RECORDS SHOWN
▬▬▬▬▬▬

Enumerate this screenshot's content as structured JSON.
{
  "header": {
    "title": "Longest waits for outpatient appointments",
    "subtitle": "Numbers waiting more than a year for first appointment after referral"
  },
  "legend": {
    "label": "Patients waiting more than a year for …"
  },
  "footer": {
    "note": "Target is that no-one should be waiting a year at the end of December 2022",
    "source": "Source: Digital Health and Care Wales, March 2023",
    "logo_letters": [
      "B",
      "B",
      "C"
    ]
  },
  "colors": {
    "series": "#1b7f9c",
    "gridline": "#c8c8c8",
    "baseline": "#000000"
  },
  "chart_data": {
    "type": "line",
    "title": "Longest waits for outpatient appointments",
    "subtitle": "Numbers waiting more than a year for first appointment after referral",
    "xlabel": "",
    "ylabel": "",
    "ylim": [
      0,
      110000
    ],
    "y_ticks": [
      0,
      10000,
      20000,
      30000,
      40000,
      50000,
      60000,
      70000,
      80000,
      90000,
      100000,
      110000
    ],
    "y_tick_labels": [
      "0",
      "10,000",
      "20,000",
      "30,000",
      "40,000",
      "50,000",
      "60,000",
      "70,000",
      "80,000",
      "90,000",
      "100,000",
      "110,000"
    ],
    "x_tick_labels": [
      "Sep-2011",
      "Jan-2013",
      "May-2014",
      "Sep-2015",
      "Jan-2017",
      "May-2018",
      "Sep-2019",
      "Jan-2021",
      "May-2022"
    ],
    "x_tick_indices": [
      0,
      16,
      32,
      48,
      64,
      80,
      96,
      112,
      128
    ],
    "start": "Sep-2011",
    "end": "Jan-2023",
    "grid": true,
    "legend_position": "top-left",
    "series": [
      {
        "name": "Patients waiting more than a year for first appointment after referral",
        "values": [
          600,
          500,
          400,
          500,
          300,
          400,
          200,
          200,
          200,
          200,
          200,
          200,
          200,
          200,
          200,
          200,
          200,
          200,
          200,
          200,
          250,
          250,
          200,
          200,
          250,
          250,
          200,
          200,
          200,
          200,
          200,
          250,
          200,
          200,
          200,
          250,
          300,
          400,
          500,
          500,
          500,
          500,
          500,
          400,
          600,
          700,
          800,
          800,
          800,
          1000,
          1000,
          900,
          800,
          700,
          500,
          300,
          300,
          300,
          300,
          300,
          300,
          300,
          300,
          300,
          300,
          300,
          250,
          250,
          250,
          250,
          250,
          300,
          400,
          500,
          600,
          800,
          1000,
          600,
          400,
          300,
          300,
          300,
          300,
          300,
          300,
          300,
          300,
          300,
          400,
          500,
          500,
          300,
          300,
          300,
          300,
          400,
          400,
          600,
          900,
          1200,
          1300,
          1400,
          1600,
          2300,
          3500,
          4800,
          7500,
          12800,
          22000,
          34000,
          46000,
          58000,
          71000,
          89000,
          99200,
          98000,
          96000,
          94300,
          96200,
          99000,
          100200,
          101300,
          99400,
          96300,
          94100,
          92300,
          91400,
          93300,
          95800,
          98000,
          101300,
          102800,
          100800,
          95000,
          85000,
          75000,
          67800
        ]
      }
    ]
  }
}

▬▬▬▬▬▬

REQUIREMENT
In full and without alteration, copy the entries.

YOUR SOLUTION
Enumerate this screenshot's content as structured JSON.
{
  "header": {
    "title": "Longest waits for outpatient appointments",
    "subtitle": "Numbers waiting more than a year for first appointment after referral"
  },
  "legend": {
    "label": "Patients waiting more than a year for …"
  },
  "footer": {
    "note": "Target is that no-one should be waiting a year at the end of December 2022",
    "source": "Source: Digital Health and Care Wales, March 2023",
    "logo_letters": [
      "B",
      "B",
      "C"
    ]
  },
  "colors": {
    "series": "#1b7f9c",
    "gridline": "#c8c8c8",
    "baseline": "#000000"
  },
  "chart_data": {
    "type": "line",
    "title": "Longest waits for outpatient appointments",
    "subtitle": "Numbers waiting more than a year for first appointment after referral",
    "xlabel": "",
    "ylabel": "",
    "ylim": [
      0,
      110000
    ],
    "y_ticks": [
      0,
      10000,
      20000,
      30000,
      40000,
      50000,
      60000,
      70000,
      80000,
      90000,
      100000,
      110000
    ],
    "y_tick_labels": [
      "0",
      "10,000",
      "20,000",
      "30,000",
      "40,000",
      "50,000",
      "60,000",
      "70,000",
      "80,000",
      "90,000",
      "100,000",
      "110,000"
    ],
    "x_tick_labels": [
      "Sep-2011",
      "Jan-2013",
      "May-2014",
      "Sep-2015",
      "Jan-2017",
      "May-2018",
      "Sep-2019",
      "Jan-2021",
      "May-2022"
    ],
    "x_tick_indices": [
      0,
      16,
      32,
      48,
      64,
      80,
      96,
      112,
      128
    ],
    "start": "Sep-2011",
    "end": "Jan-2023",
    "grid": true,
    "legend_position": "top-left",
    "series": [
      {
        "name": "Patients waiting more than a year for first appointment after referral",
        "values": [
          600,
          500,
          400,
          500,
          300,
          400,
          200,
          200,
          200,
          200,
          200,
          200,
          200,
          200,
          200,
          200,
          200,
          200,
          200,
          200,
          250,
          250,
          200,
          200,
          250,
          250,
          200,
          200,
          200,
          200,
          200,
          250,
          200,
          200,
          200,
          250,
          300,
          400,
          500,
          500,
          500,
          500,
          500,
          400,
          600,
          700,
          800,
          800,
          800,
          1000,
          1000,
          900,
          800,
          700,
          500,
          300,
          300,
          300,
          300,
          300,
          300,
          300,
          300,
          300,
          300,
          300,
          250,
          250,
          250,
          250,
          250,
          300,
          400,
          500,
          600,
          800,
          1000,
          600,
          400,
          300,
          300,
          300,
          300,
          300,
          300,
          300,
          300,
          300,
          400,
          500,
          500,
          300,
          300,
          300,
          300,
          400,
          400,
          600,
          900,
          1200,
          1300,
          1400,
          1600,
          2300,
          3500,
          4800,
          7500,
          12800,
          22000,
          34000,
          46000,
          58000,
          71000,
          89000,
          99200,
          98000,
          96000,
          94300,
          96200,
          99000,
          100200,
          101300,
          99400,
          96300,
          94100,
          92300,
          91400,
          93300,
          95800,
          98000,
          101300,
          102800,
          100800,
          95000,
          85000,
          75000,
          67800
        ]
      }
    ]
  }
}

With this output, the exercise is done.